_What you need to do:_
Identify the line with "Read this page and output its text content."; copy word for word that line and every one after it, to the end of the listing. Exclude pictures.
Start of Given information
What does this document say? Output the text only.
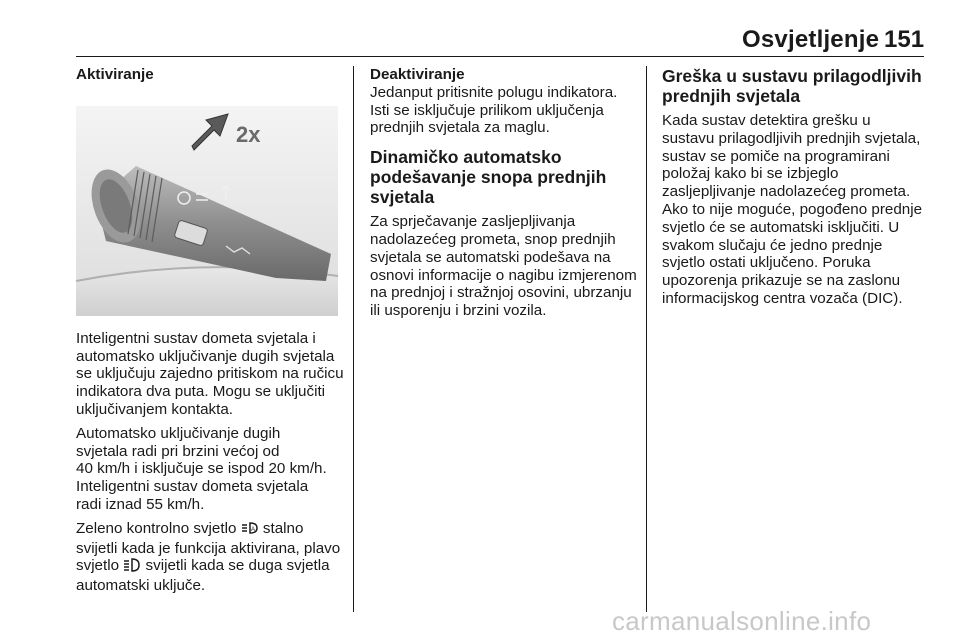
Osvjetljenje 151
Aktiviranje
2x

Inteligentni sustav dometa svjetala i automatsko uključivanje dugih svjetala se uključuju zajedno pritiskom na ručicu indikatora dva puta. Mogu se uključiti uključivanjem kontakta.

Automatsko uključivanje dugih
svjetala radi pri brzini većoj od
40 km/h i isključuje se ispod 20 km/h.
Inteligentni sustav dometa svjetala
radi iznad 55 km/h.

Zeleno kontrolno svjetlo A stalno svijetli kada je funkcija aktivirana, plavo svjetlo svijetli kada se duga svjetla automatski uključe.

Deaktiviranje

Jedanput pritisnite polugu indikatora. Isti se isključuje prilikom uključenja prednjih svjetala za maglu.

Dinamičko automatsko podešavanje snopa prednjih svjetala

Za sprječavanje zasljepljivanja nadolazećeg prometa, snop prednjih svjetala se automatski podešava na osnovi informacije o nagibu izmjerenom na prednjoj i stražnjoj osovini, ubrzanju ili usporenju i brzini vozila.

Greška u sustavu prilagodljivih prednjih svjetala

Kada sustav detektira grešku u sustavu prilagodljivih prednjih svjetala, sustav se pomiče na programirani položaj kako bi se izbjeglo zasljepljivanje nadolazećeg prometa. Ako to nije moguće, pogođeno prednje svjetlo će se automatski isključiti. U svakom slučaju će jedno prednje svjetlo ostati uključeno. Poruka upozorenja prikazuje se na zaslonu informacijskog centra vozača (DIC).

carmanualsonline.info
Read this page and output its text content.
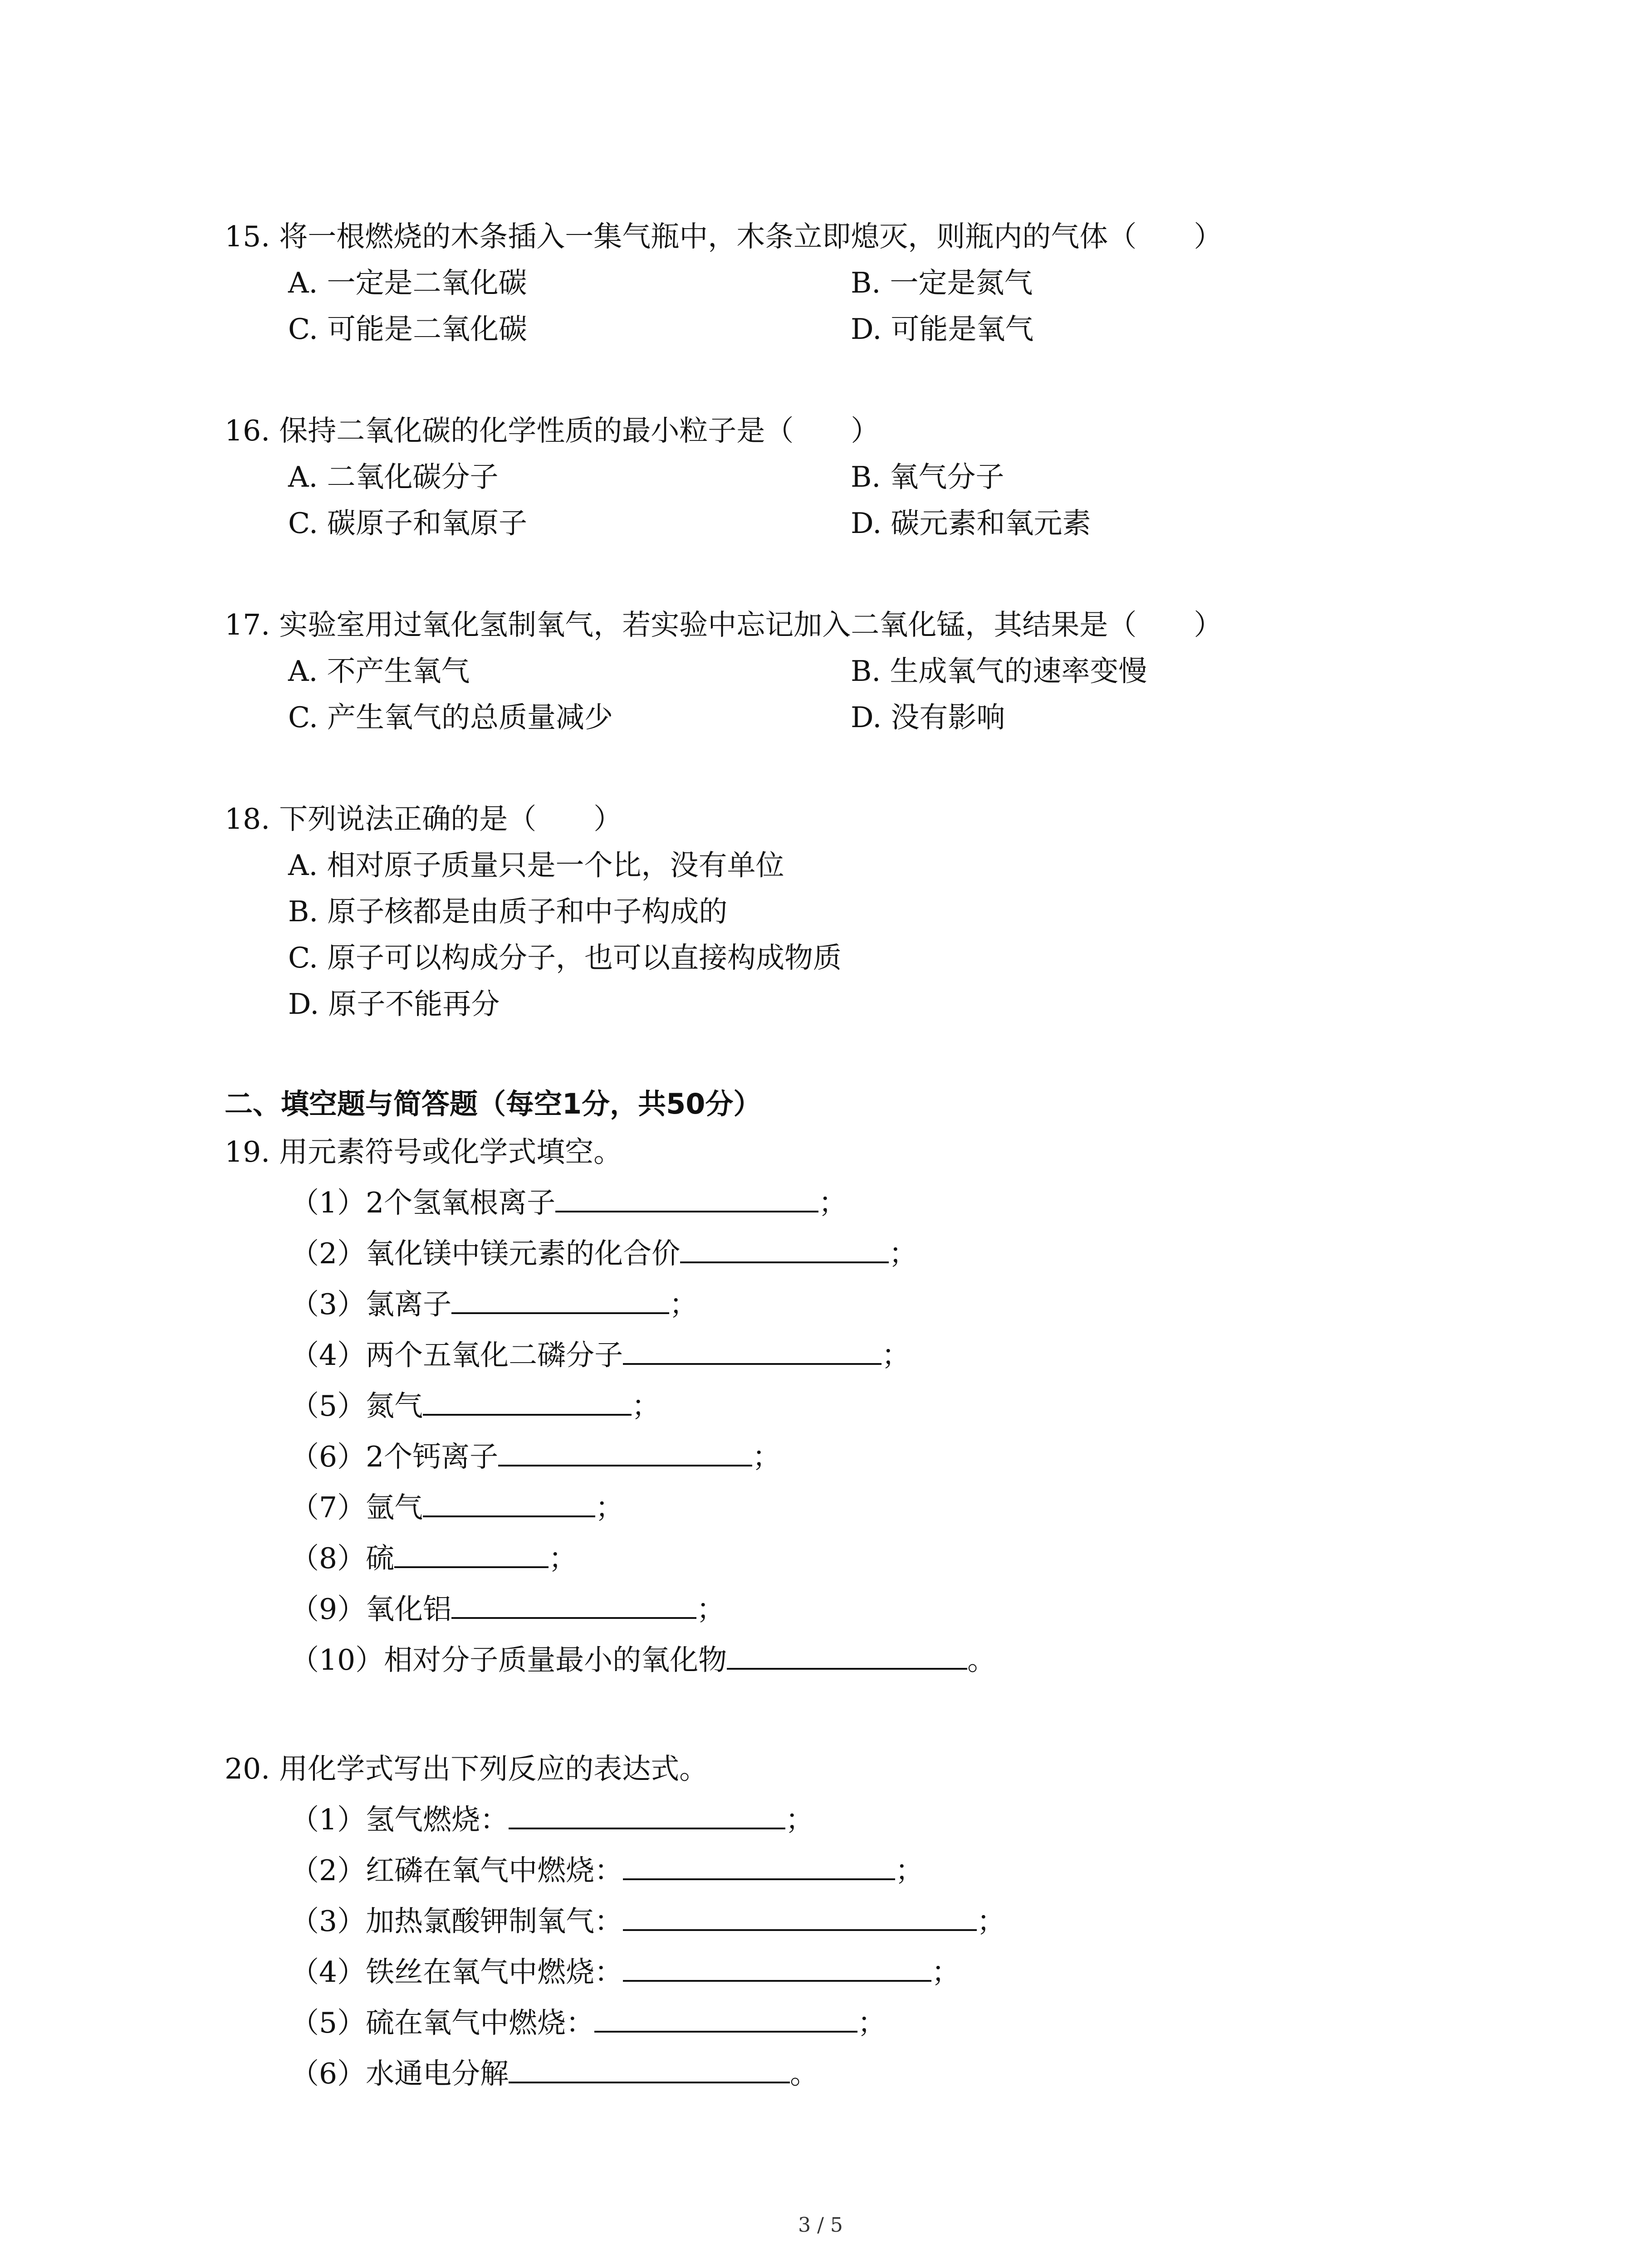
15. 将一根燃烧的木条插入一集气瓶中，木条立即熄灭，则瓶内的气体（　　）
A. 一定是二氧化碳	B. 一定是氮气
C. 可能是二氧化碳	D. 可能是氧气
16. 保持二氧化碳的化学性质的最小粒子是（　　）
A. 二氧化碳分子	B. 氧气分子
C. 碳原子和氧原子	D. 碳元素和氧元素
17. 实验室用过氧化氢制氧气，若实验中忘记加入二氧化锰，其结果是（　　）
A. 不产生氧气	B. 生成氧气的速率变慢
C. 产生氧气的总质量减少	D. 没有影响
18. 下列说法正确的是（　　）
A. 相对原子质量只是一个比，没有单位
B. 原子核都是由质子和中子构成的
C. 原子可以构成分子，也可以直接构成物质
D. 原子不能再分
二、填空题与简答题（每空1分，共50分）
19. 用元素符号或化学式填空。
（1）2个氢氧根离子	；
（2）氧化镁中镁元素的化合价	；
（3）氯离子	；
（4）两个五氧化二磷分子	；
（5）氮气	；
（6）2个钙离子	；
（7）氩气	；
（8）硫	；
（9）氧化铝	；
（10）相对分子质量最小的氧化物	。
20. 用化学式写出下列反应的表达式。
（1）氢气燃烧：	；
（2）红磷在氧气中燃烧：	；
（3）加热氯酸钾制氧气：	；
（4）铁丝在氧气中燃烧：	；
（5）硫在氧气中燃烧：	；
（6）水通电分解	。
3 / 5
End of Given information
_Response to this task:_
Read this page and output its text content.
15. 将一根燃烧的木条插入一集气瓶中，木条立即熄灭，则瓶内的气体（　　）
A. 一定是二氧化碳	B. 一定是氮气
C. 可能是二氧化碳	D. 可能是氧气
16. 保持二氧化碳的化学性质的最小粒子是（　　）
A. 二氧化碳分子	B. 氧气分子
C. 碳原子和氧原子	D. 碳元素和氧元素
17. 实验室用过氧化氢制氧气，若实验中忘记加入二氧化锰，其结果是（　　）
A. 不产生氧气	B. 生成氧气的速率变慢
C. 产生氧气的总质量减少	D. 没有影响
18. 下列说法正确的是（　　）
A. 相对原子质量只是一个比，没有单位
B. 原子核都是由质子和中子构成的
C. 原子可以构成分子，也可以直接构成物质
D. 原子不能再分
二、填空题与简答题（每空1分，共50分）
19. 用元素符号或化学式填空。
（1）2个氢氧根离子	；
（2）氧化镁中镁元素的化合价	；
（3）氯离子	；
（4）两个五氧化二磷分子	；
（5）氮气	；
（6）2个钙离子	；
（7）氩气	；
（8）硫	；
（9）氧化铝	；
（10）相对分子质量最小的氧化物	。
20. 用化学式写出下列反应的表达式。
（1）氢气燃烧：	；
（2）红磷在氧气中燃烧：	；
（3）加热氯酸钾制氧气：	；
（4）铁丝在氧气中燃烧：	；
（5）硫在氧气中燃烧：	；
（6）水通电分解	。
3 / 5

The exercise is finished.